◆ Set task
Each entry below should be returned exactly as is, with the pictures removed.

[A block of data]

• • • •

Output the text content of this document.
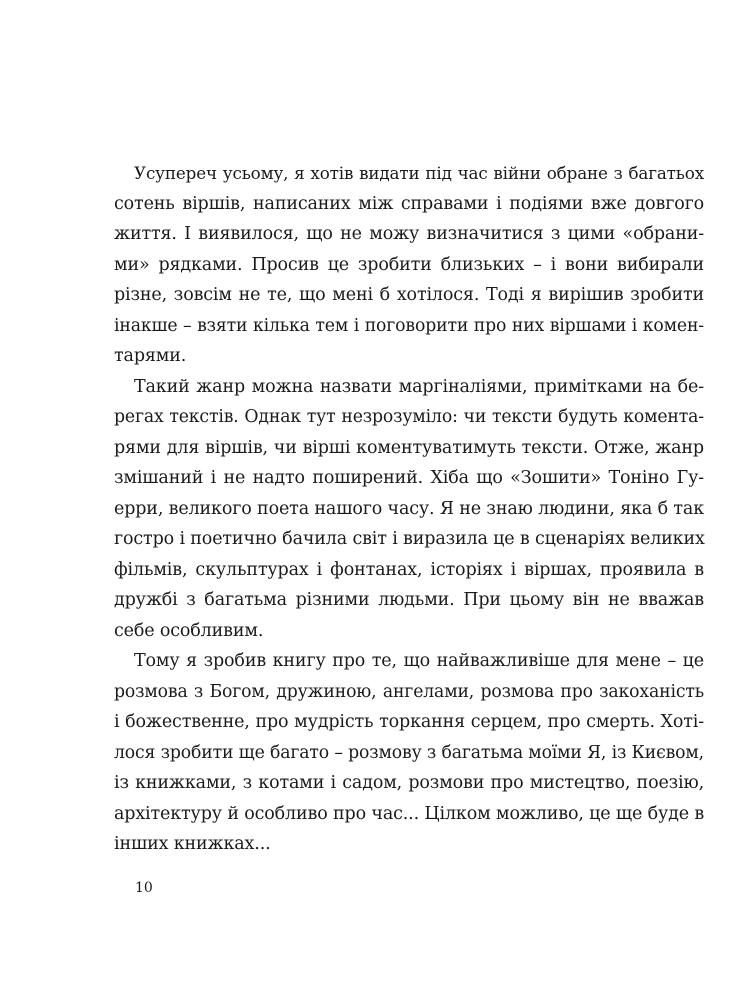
Усупереч усьому, я хотів видати під час війни обране з багатьох
сотень віршів, написаних між справами і подіями вже довгого
життя. І виявилося, що не можу визначитися з цими «обрани-
ми» рядками. Просив це зробити близьких – і вони вибирали
різне, зовсім не те, що мені б хотілося. Тоді я вирішив зробити
інакше – взяти кілька тем і поговорити про них віршами і комен-
тарями.
Такий жанр можна назвати маргіналіями, примітками на бе-
регах текстів. Однак тут незрозуміло: чи тексти будуть комента-
рями для віршів, чи вірші коментуватимуть тексти. Отже, жанр
змішаний і не надто поширений. Хіба що «Зошити» Тоніно Гу-
ерри, великого поета нашого часу. Я не знаю людини, яка б так
гостро і поетично бачила світ і виразила це в сценаріях великих
фільмів, скульптурах і фонтанах, історіях і віршах, проявила в
дружбі з багатьма різними людьми. При цьому він не вважав
себе особливим.
Тому я зробив книгу про те, що найважливіше для мене – це
розмова з Богом, дружиною, ангелами, розмова про закоханість
і божественне, про мудрість торкання серцем, про смерть. Хоті-
лося зробити ще багато – розмову з багатьма моїми Я, із Києвом,
із книжками, з котами і садом, розмови про мистецтво, поезію,
архітектуру й особливо про час... Цілком можливо, це ще буде в
інших книжках...
10
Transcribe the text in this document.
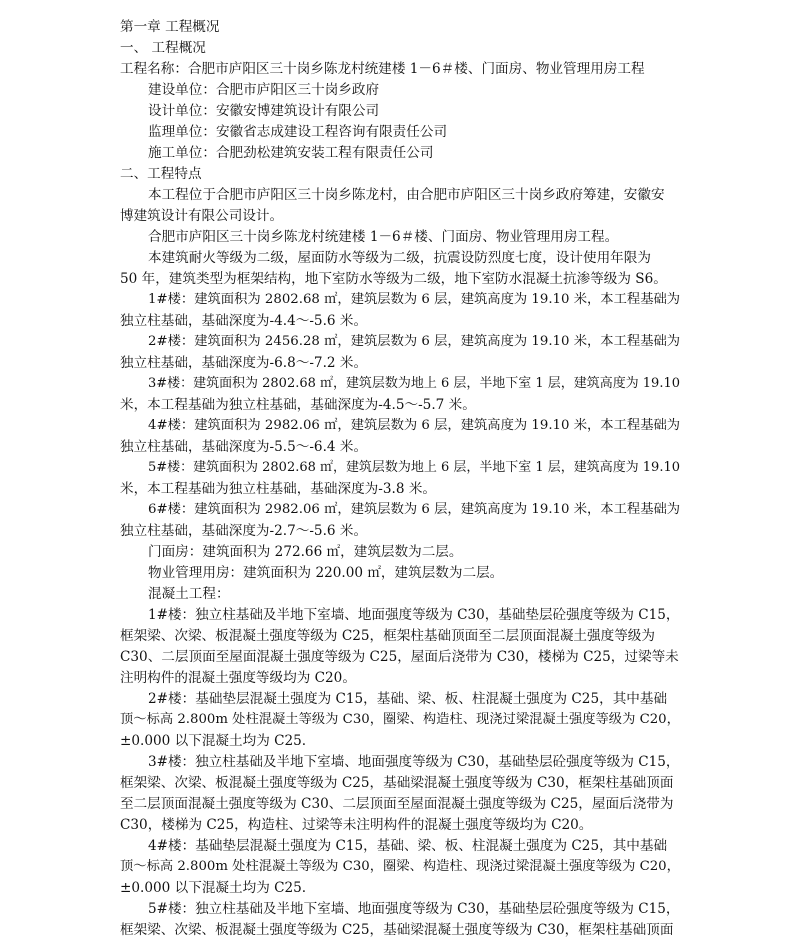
第一章 工程概况

一、 工程概况

工程名称：合肥市庐阳区三十岗乡陈龙村统建楼 1－6＃楼、门面房、物业管理用房工程

建设单位：合肥市庐阳区三十岗乡政府

设计单位：安徽安博建筑设计有限公司

监理单位：安徽省志成建设工程咨询有限责任公司

施工单位：合肥劲松建筑安装工程有限责任公司

二、工程特点

本工程位于合肥市庐阳区三十岗乡陈龙村，由合肥市庐阳区三十岗乡政府筹建，安徽安

博建筑设计有限公司设计。

合肥市庐阳区三十岗乡陈龙村统建楼 1－6＃楼、门面房、物业管理用房工程。

本建筑耐火等级为二级，屋面防水等级为二级，抗震设防烈度七度，设计使用年限为

50 年，建筑类型为框架结构，地下室防水等级为二级，地下室防水混凝土抗渗等级为 S6。

1#楼：建筑面积为 2802.68 ㎡，建筑层数为 6 层，建筑高度为 19.10 米，本工程基础为

独立柱基础，基础深度为-4.4～-5.6 米。

2#楼：建筑面积为 2456.28 ㎡，建筑层数为 6 层，建筑高度为 19.10 米，本工程基础为

独立柱基础，基础深度为-6.8～-7.2 米。

3#楼：建筑面积为 2802.68 ㎡，建筑层数为地上 6 层，半地下室 1 层，建筑高度为 19.10

米，本工程基础为独立柱基础，基础深度为-4.5～-5.7 米。

4#楼：建筑面积为 2982.06 ㎡，建筑层数为 6 层，建筑高度为 19.10 米，本工程基础为

独立柱基础，基础深度为-5.5～-6.4 米。

5#楼：建筑面积为 2802.68 ㎡，建筑层数为地上 6 层，半地下室 1 层，建筑高度为 19.10

米，本工程基础为独立柱基础，基础深度为-3.8 米。

6#楼：建筑面积为 2982.06 ㎡，建筑层数为 6 层，建筑高度为 19.10 米，本工程基础为

独立柱基础，基础深度为-2.7～-5.6 米。

门面房：建筑面积为 272.66 ㎡，建筑层数为二层。

物业管理用房：建筑面积为 220.00 ㎡，建筑层数为二层。

混凝土工程：

1#楼：独立柱基础及半地下室墙、地面强度等级为 C30，基础垫层砼强度等级为 C15，

框架梁、次梁、板混凝土强度等级为 C25，框架柱基础顶面至二层顶面混凝土强度等级为

C30、二层顶面至屋面混凝土强度等级为 C25，屋面后浇带为 C30，楼梯为 C25，过梁等未

注明构件的混凝土强度等级均为 C20。

2#楼：基础垫层混凝土强度为 C15，基础、梁、板、柱混凝土强度为 C25，其中基础

顶～标高 2.800m 处柱混凝土等级为 C30，圈梁、构造柱、现浇过梁混凝土强度等级为 C20，

±0.000 以下混凝土均为 C25.

3#楼：独立柱基础及半地下室墙、地面强度等级为 C30，基础垫层砼强度等级为 C15，

框架梁、次梁、板混凝土强度等级为 C25，基础梁混凝土强度等级为 C30，框架柱基础顶面

至二层顶面混凝土强度等级为 C30、二层顶面至屋面混凝土强度等级为 C25，屋面后浇带为

C30，楼梯为 C25，构造柱、过梁等未注明构件的混凝土强度等级均为 C20。

4#楼：基础垫层混凝土强度为 C15，基础、梁、板、柱混凝土强度为 C25，其中基础

顶～标高 2.800m 处柱混凝土等级为 C30，圈梁、构造柱、现浇过梁混凝土强度等级为 C20，

±0.000 以下混凝土均为 C25.

5#楼：独立柱基础及半地下室墙、地面强度等级为 C30，基础垫层砼强度等级为 C15，

框架梁、次梁、板混凝土强度等级为 C25，基础梁混凝土强度等级为 C30，框架柱基础顶面
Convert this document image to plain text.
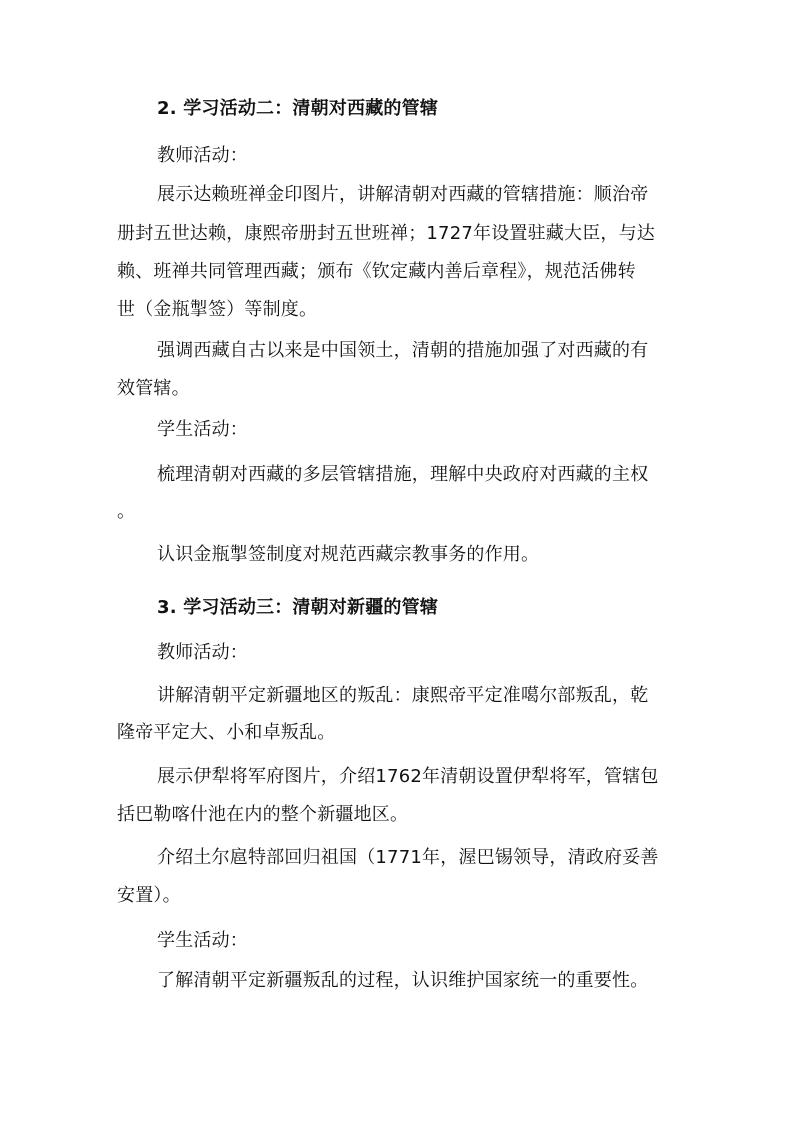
2. 学习活动二：清朝对西藏的管辖
教师活动：
展示达赖班禅金印图片，讲解清朝对西藏的管辖措施：顺治帝
册封五世达赖，康熙帝册封五世班禅；1727年设置驻藏大臣，与达
赖、班禅共同管理西藏；颁布《钦定藏内善后章程》，规范活佛转
世（金瓶掣签）等制度。
强调西藏自古以来是中国领土，清朝的措施加强了对西藏的有
效管辖。
学生活动：
梳理清朝对西藏的多层管辖措施，理解中央政府对西藏的主权
。
认识金瓶掣签制度对规范西藏宗教事务的作用。
3. 学习活动三：清朝对新疆的管辖
教师活动：
讲解清朝平定新疆地区的叛乱：康熙帝平定准噶尔部叛乱，乾
隆帝平定大、小和卓叛乱。
展示伊犁将军府图片，介绍1762年清朝设置伊犁将军，管辖包
括巴勒喀什池在内的整个新疆地区。
介绍土尔扈特部回归祖国（1771年，渥巴锡领导，清政府妥善
安置）。
学生活动：
了解清朝平定新疆叛乱的过程，认识维护国家统一的重要性。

• • • •

◆ Task solution
Output the text content of this document.
Усупереч усьому, я хотів видати під час війни обране з багатьох
сотень віршів, написаних між справами і подіями вже довгого
життя. І виявилося, що не можу визначитися з цими «обрани-
ми» рядками. Просив це зробити близьких – і вони вибирали
різне, зовсім не те, що мені б хотілося. Тоді я вирішив зробити
інакше – взяти кілька тем і поговорити про них віршами і комен-
тарями.
Такий жанр можна назвати маргіналіями, примітками на бе-
регах текстів. Однак тут незрозуміло: чи тексти будуть комента-
рями для віршів, чи вірші коментуватимуть тексти. Отже, жанр
змішаний і не надто поширений. Хіба що «Зошити» Тоніно Гу-
ерри, великого поета нашого часу. Я не знаю людини, яка б так
гостро і поетично бачила світ і виразила це в сценаріях великих
фільмів, скульптурах і фонтанах, історіях і віршах, проявила в
дружбі з багатьма різними людьми. При цьому він не вважав
себе особливим.
Тому я зробив книгу про те, що найважливіше для мене – це
розмова з Богом, дружиною, ангелами, розмова про закоханість
і божественне, про мудрість торкання серцем, про смерть. Хоті-
лося зробити ще багато – розмову з багатьма моїми Я, із Києвом,
із книжками, з котами і садом, розмови про мистецтво, поезію,
архітектуру й особливо про час... Цілком можливо, це ще буде в
інших книжках...
10
Transcribe the text in this document.
第一章 工程概况

一、 工程概况

工程名称：合肥市庐阳区三十岗乡陈龙村统建楼 1－6＃楼、门面房、物业管理用房工程

建设单位：合肥市庐阳区三十岗乡政府

设计单位：安徽安博建筑设计有限公司

监理单位：安徽省志成建设工程咨询有限责任公司

施工单位：合肥劲松建筑安装工程有限责任公司

二、工程特点

本工程位于合肥市庐阳区三十岗乡陈龙村，由合肥市庐阳区三十岗乡政府筹建，安徽安

博建筑设计有限公司设计。

合肥市庐阳区三十岗乡陈龙村统建楼 1－6＃楼、门面房、物业管理用房工程。

本建筑耐火等级为二级，屋面防水等级为二级，抗震设防烈度七度，设计使用年限为

50 年，建筑类型为框架结构，地下室防水等级为二级，地下室防水混凝土抗渗等级为 S6。

1#楼：建筑面积为 2802.68 ㎡，建筑层数为 6 层，建筑高度为 19.10 米，本工程基础为

独立柱基础，基础深度为-4.4～-5.6 米。

2#楼：建筑面积为 2456.28 ㎡，建筑层数为 6 层，建筑高度为 19.10 米，本工程基础为

独立柱基础，基础深度为-6.8～-7.2 米。

3#楼：建筑面积为 2802.68 ㎡，建筑层数为地上 6 层，半地下室 1 层，建筑高度为 19.10

米，本工程基础为独立柱基础，基础深度为-4.5～-5.7 米。

4#楼：建筑面积为 2982.06 ㎡，建筑层数为 6 层，建筑高度为 19.10 米，本工程基础为

独立柱基础，基础深度为-5.5～-6.4 米。

5#楼：建筑面积为 2802.68 ㎡，建筑层数为地上 6 层，半地下室 1 层，建筑高度为 19.10

米，本工程基础为独立柱基础，基础深度为-3.8 米。

6#楼：建筑面积为 2982.06 ㎡，建筑层数为 6 层，建筑高度为 19.10 米，本工程基础为

独立柱基础，基础深度为-2.7～-5.6 米。

门面房：建筑面积为 272.66 ㎡，建筑层数为二层。

物业管理用房：建筑面积为 220.00 ㎡，建筑层数为二层。

混凝土工程：

1#楼：独立柱基础及半地下室墙、地面强度等级为 C30，基础垫层砼强度等级为 C15，

框架梁、次梁、板混凝土强度等级为 C25，框架柱基础顶面至二层顶面混凝土强度等级为

C30、二层顶面至屋面混凝土强度等级为 C25，屋面后浇带为 C30，楼梯为 C25，过梁等未

注明构件的混凝土强度等级均为 C20。

2#楼：基础垫层混凝土强度为 C15，基础、梁、板、柱混凝土强度为 C25，其中基础

顶～标高 2.800m 处柱混凝土等级为 C30，圈梁、构造柱、现浇过梁混凝土强度等级为 C20，

±0.000 以下混凝土均为 C25.

3#楼：独立柱基础及半地下室墙、地面强度等级为 C30，基础垫层砼强度等级为 C15，

框架梁、次梁、板混凝土强度等级为 C25，基础梁混凝土强度等级为 C30，框架柱基础顶面

至二层顶面混凝土强度等级为 C30、二层顶面至屋面混凝土强度等级为 C25，屋面后浇带为

C30，楼梯为 C25，构造柱、过梁等未注明构件的混凝土强度等级均为 C20。

4#楼：基础垫层混凝土强度为 C15，基础、梁、板、柱混凝土强度为 C25，其中基础

顶～标高 2.800m 处柱混凝土等级为 C30，圈梁、构造柱、现浇过梁混凝土强度等级为 C20，

±0.000 以下混凝土均为 C25.

5#楼：独立柱基础及半地下室墙、地面强度等级为 C30，基础垫层砼强度等级为 C15，

框架梁、次梁、板混凝土强度等级为 C25，基础梁混凝土强度等级为 C30，框架柱基础顶面
Convert this document image to plain text.
2. 学习活动二：清朝对西藏的管辖
教师活动：
展示达赖班禅金印图片，讲解清朝对西藏的管辖措施：顺治帝
册封五世达赖，康熙帝册封五世班禅；1727年设置驻藏大臣，与达
赖、班禅共同管理西藏；颁布《钦定藏内善后章程》，规范活佛转
世（金瓶掣签）等制度。
强调西藏自古以来是中国领土，清朝的措施加强了对西藏的有
效管辖。
学生活动：
梳理清朝对西藏的多层管辖措施，理解中央政府对西藏的主权
。
认识金瓶掣签制度对规范西藏宗教事务的作用。
3. 学习活动三：清朝对新疆的管辖
教师活动：
讲解清朝平定新疆地区的叛乱：康熙帝平定准噶尔部叛乱，乾
隆帝平定大、小和卓叛乱。
展示伊犁将军府图片，介绍1762年清朝设置伊犁将军，管辖包
括巴勒喀什池在内的整个新疆地区。
介绍土尔扈特部回归祖国（1771年，渥巴锡领导，清政府妥善
安置）。
学生活动：
了解清朝平定新疆叛乱的过程，认识维护国家统一的重要性。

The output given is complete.